DESCRIPTION OF THE TASK: Write each line out again exactly as written.

RECORDS:
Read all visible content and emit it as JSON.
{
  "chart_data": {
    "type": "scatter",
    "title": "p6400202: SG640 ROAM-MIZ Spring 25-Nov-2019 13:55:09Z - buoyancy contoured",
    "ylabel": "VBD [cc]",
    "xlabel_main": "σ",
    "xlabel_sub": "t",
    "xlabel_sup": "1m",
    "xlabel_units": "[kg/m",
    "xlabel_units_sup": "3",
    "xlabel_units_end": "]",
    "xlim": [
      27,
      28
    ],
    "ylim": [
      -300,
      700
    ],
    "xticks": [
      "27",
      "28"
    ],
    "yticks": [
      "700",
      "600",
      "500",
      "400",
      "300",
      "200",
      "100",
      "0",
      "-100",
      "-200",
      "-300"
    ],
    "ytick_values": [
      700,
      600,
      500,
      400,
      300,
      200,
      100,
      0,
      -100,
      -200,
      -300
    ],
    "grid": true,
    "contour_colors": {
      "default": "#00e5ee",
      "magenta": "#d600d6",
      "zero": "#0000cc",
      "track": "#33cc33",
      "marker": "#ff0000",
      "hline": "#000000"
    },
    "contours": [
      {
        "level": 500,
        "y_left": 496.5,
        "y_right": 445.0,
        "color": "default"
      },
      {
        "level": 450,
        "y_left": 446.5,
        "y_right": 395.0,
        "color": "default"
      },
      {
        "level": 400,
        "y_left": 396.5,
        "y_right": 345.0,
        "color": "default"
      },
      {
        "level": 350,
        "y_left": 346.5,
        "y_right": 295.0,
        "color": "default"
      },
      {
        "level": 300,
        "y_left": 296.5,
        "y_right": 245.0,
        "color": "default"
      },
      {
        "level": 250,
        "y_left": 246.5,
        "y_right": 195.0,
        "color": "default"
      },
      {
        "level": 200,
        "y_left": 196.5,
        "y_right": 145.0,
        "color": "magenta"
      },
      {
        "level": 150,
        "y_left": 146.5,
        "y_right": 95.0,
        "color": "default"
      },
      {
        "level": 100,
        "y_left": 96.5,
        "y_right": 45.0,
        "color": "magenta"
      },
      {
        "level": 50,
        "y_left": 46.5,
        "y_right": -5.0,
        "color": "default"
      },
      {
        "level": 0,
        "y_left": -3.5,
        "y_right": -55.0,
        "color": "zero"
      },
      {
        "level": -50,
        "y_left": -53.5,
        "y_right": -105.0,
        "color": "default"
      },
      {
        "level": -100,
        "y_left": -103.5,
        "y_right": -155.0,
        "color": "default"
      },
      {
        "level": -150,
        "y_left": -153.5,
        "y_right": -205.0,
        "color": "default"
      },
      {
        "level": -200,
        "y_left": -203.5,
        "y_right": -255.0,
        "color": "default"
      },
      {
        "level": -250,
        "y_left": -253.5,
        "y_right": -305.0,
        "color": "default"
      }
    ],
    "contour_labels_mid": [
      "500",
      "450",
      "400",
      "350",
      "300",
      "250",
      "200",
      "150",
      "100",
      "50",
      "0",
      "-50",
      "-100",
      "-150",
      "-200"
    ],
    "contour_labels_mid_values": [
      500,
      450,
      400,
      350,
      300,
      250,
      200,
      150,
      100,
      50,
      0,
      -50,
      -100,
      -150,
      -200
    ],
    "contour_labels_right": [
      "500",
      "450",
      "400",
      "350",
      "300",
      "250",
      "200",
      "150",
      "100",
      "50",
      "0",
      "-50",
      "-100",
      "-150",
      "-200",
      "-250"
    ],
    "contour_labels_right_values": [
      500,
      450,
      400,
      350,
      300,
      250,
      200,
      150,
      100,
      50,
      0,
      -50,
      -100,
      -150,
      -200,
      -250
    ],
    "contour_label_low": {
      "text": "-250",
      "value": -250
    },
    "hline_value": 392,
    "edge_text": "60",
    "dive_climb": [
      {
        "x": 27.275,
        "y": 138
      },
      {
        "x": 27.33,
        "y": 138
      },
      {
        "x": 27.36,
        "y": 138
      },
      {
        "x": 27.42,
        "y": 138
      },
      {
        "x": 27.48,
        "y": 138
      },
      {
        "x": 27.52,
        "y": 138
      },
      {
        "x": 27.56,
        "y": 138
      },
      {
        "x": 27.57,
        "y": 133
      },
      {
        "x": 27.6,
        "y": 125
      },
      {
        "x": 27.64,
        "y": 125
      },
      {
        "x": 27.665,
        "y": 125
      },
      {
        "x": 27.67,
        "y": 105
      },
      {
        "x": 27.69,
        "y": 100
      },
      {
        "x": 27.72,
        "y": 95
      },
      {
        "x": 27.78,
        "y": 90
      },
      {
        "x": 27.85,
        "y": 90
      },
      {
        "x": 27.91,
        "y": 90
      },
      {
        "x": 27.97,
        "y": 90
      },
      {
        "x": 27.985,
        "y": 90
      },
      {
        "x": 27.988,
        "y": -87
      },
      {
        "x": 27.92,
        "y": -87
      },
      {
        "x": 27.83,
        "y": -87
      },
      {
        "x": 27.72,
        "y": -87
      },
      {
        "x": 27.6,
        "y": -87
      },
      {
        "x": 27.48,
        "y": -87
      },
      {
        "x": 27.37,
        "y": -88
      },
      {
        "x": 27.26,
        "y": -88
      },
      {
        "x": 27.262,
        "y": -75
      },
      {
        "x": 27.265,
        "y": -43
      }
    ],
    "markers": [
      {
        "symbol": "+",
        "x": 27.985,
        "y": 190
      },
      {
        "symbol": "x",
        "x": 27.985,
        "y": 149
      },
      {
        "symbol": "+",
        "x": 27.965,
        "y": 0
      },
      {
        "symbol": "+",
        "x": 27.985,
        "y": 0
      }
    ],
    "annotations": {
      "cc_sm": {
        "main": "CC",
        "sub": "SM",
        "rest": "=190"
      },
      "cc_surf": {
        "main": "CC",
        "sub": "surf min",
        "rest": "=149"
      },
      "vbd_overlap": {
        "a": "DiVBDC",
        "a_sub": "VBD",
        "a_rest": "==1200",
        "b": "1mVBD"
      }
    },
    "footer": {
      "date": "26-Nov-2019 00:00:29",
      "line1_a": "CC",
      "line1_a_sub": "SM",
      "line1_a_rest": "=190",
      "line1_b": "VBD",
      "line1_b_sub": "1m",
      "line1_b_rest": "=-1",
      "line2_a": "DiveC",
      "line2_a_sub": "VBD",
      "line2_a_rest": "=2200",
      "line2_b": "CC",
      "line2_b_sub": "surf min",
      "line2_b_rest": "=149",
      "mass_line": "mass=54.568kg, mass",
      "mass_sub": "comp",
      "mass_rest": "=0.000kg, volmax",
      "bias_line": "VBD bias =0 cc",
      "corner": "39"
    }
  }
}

SOLUTION TO THE EXERCISE:
Read all visible content and emit it as JSON.
{
  "chart_data": {
    "type": "scatter",
    "title": "p6400202: SG640 ROAM-MIZ Spring 25-Nov-2019 13:55:09Z - buoyancy contoured",
    "ylabel": "VBD [cc]",
    "xlabel_main": "σ",
    "xlabel_sub": "t",
    "xlabel_sup": "1m",
    "xlabel_units": "[kg/m",
    "xlabel_units_sup": "3",
    "xlabel_units_end": "]",
    "xlim": [
      27,
      28
    ],
    "ylim": [
      -300,
      700
    ],
    "xticks": [
      "27",
      "28"
    ],
    "yticks": [
      "700",
      "600",
      "500",
      "400",
      "300",
      "200",
      "100",
      "0",
      "-100",
      "-200",
      "-300"
    ],
    "ytick_values": [
      700,
      600,
      500,
      400,
      300,
      200,
      100,
      0,
      -100,
      -200,
      -300
    ],
    "grid": true,
    "contour_colors": {
      "default": "#00e5ee",
      "magenta": "#d600d6",
      "zero": "#0000cc",
      "track": "#33cc33",
      "marker": "#ff0000",
      "hline": "#000000"
    },
    "contours": [
      {
        "level": 500,
        "y_left": 496.5,
        "y_right": 445.0,
        "color": "default"
      },
      {
        "level": 450,
        "y_left": 446.5,
        "y_right": 395.0,
        "color": "default"
      },
      {
        "level": 400,
        "y_left": 396.5,
        "y_right": 345.0,
        "color": "default"
      },
      {
        "level": 350,
        "y_left": 346.5,
        "y_right": 295.0,
        "color": "default"
      },
      {
        "level": 300,
        "y_left": 296.5,
        "y_right": 245.0,
        "color": "default"
      },
      {
        "level": 250,
        "y_left": 246.5,
        "y_right": 195.0,
        "color": "default"
      },
      {
        "level": 200,
        "y_left": 196.5,
        "y_right": 145.0,
        "color": "magenta"
      },
      {
        "level": 150,
        "y_left": 146.5,
        "y_right": 95.0,
        "color": "default"
      },
      {
        "level": 100,
        "y_left": 96.5,
        "y_right": 45.0,
        "color": "magenta"
      },
      {
        "level": 50,
        "y_left": 46.5,
        "y_right": -5.0,
        "color": "default"
      },
      {
        "level": 0,
        "y_left": -3.5,
        "y_right": -55.0,
        "color": "zero"
      },
      {
        "level": -50,
        "y_left": -53.5,
        "y_right": -105.0,
        "color": "default"
      },
      {
        "level": -100,
        "y_left": -103.5,
        "y_right": -155.0,
        "color": "default"
      },
      {
        "level": -150,
        "y_left": -153.5,
        "y_right": -205.0,
        "color": "default"
      },
      {
        "level": -200,
        "y_left": -203.5,
        "y_right": -255.0,
        "color": "default"
      },
      {
        "level": -250,
        "y_left": -253.5,
        "y_right": -305.0,
        "color": "default"
      }
    ],
    "contour_labels_mid": [
      "500",
      "450",
      "400",
      "350",
      "300",
      "250",
      "200",
      "150",
      "100",
      "50",
      "0",
      "-50",
      "-100",
      "-150",
      "-200"
    ],
    "contour_labels_mid_values": [
      500,
      450,
      400,
      350,
      300,
      250,
      200,
      150,
      100,
      50,
      0,
      -50,
      -100,
      -150,
      -200
    ],
    "contour_labels_right": [
      "500",
      "450",
      "400",
      "350",
      "300",
      "250",
      "200",
      "150",
      "100",
      "50",
      "0",
      "-50",
      "-100",
      "-150",
      "-200",
      "-250"
    ],
    "contour_labels_right_values": [
      500,
      450,
      400,
      350,
      300,
      250,
      200,
      150,
      100,
      50,
      0,
      -50,
      -100,
      -150,
      -200,
      -250
    ],
    "contour_label_low": {
      "text": "-250",
      "value": -250
    },
    "hline_value": 392,
    "edge_text": "60",
    "dive_climb": [
      {
        "x": 27.275,
        "y": 138
      },
      {
        "x": 27.33,
        "y": 138
      },
      {
        "x": 27.36,
        "y": 138
      },
      {
        "x": 27.42,
        "y": 138
      },
      {
        "x": 27.48,
        "y": 138
      },
      {
        "x": 27.52,
        "y": 138
      },
      {
        "x": 27.56,
        "y": 138
      },
      {
        "x": 27.57,
        "y": 133
      },
      {
        "x": 27.6,
        "y": 125
      },
      {
        "x": 27.64,
        "y": 125
      },
      {
        "x": 27.665,
        "y": 125
      },
      {
        "x": 27.67,
        "y": 105
      },
      {
        "x": 27.69,
        "y": 100
      },
      {
        "x": 27.72,
        "y": 95
      },
      {
        "x": 27.78,
        "y": 90
      },
      {
        "x": 27.85,
        "y": 90
      },
      {
        "x": 27.91,
        "y": 90
      },
      {
        "x": 27.97,
        "y": 90
      },
      {
        "x": 27.985,
        "y": 90
      },
      {
        "x": 27.988,
        "y": -87
      },
      {
        "x": 27.92,
        "y": -87
      },
      {
        "x": 27.83,
        "y": -87
      },
      {
        "x": 27.72,
        "y": -87
      },
      {
        "x": 27.6,
        "y": -87
      },
      {
        "x": 27.48,
        "y": -87
      },
      {
        "x": 27.37,
        "y": -88
      },
      {
        "x": 27.26,
        "y": -88
      },
      {
        "x": 27.262,
        "y": -75
      },
      {
        "x": 27.265,
        "y": -43
      }
    ],
    "markers": [
      {
        "symbol": "+",
        "x": 27.985,
        "y": 190
      },
      {
        "symbol": "x",
        "x": 27.985,
        "y": 149
      },
      {
        "symbol": "+",
        "x": 27.965,
        "y": 0
      },
      {
        "symbol": "+",
        "x": 27.985,
        "y": 0
      }
    ],
    "annotations": {
      "cc_sm": {
        "main": "CC",
        "sub": "SM",
        "rest": "=190"
      },
      "cc_surf": {
        "main": "CC",
        "sub": "surf min",
        "rest": "=149"
      },
      "vbd_overlap": {
        "a": "DiVBDC",
        "a_sub": "VBD",
        "a_rest": "==1200",
        "b": "1mVBD"
      }
    },
    "footer": {
      "date": "26-Nov-2019 00:00:29",
      "line1_a": "CC",
      "line1_a_sub": "SM",
      "line1_a_rest": "=190",
      "line1_b": "VBD",
      "line1_b_sub": "1m",
      "line1_b_rest": "=-1",
      "line2_a": "DiveC",
      "line2_a_sub": "VBD",
      "line2_a_rest": "=2200",
      "line2_b": "CC",
      "line2_b_sub": "surf min",
      "line2_b_rest": "=149",
      "mass_line": "mass=54.568kg, mass",
      "mass_sub": "comp",
      "mass_rest": "=0.000kg, volmax",
      "bias_line": "VBD bias =0 cc",
      "corner": "39"
    }
  }
}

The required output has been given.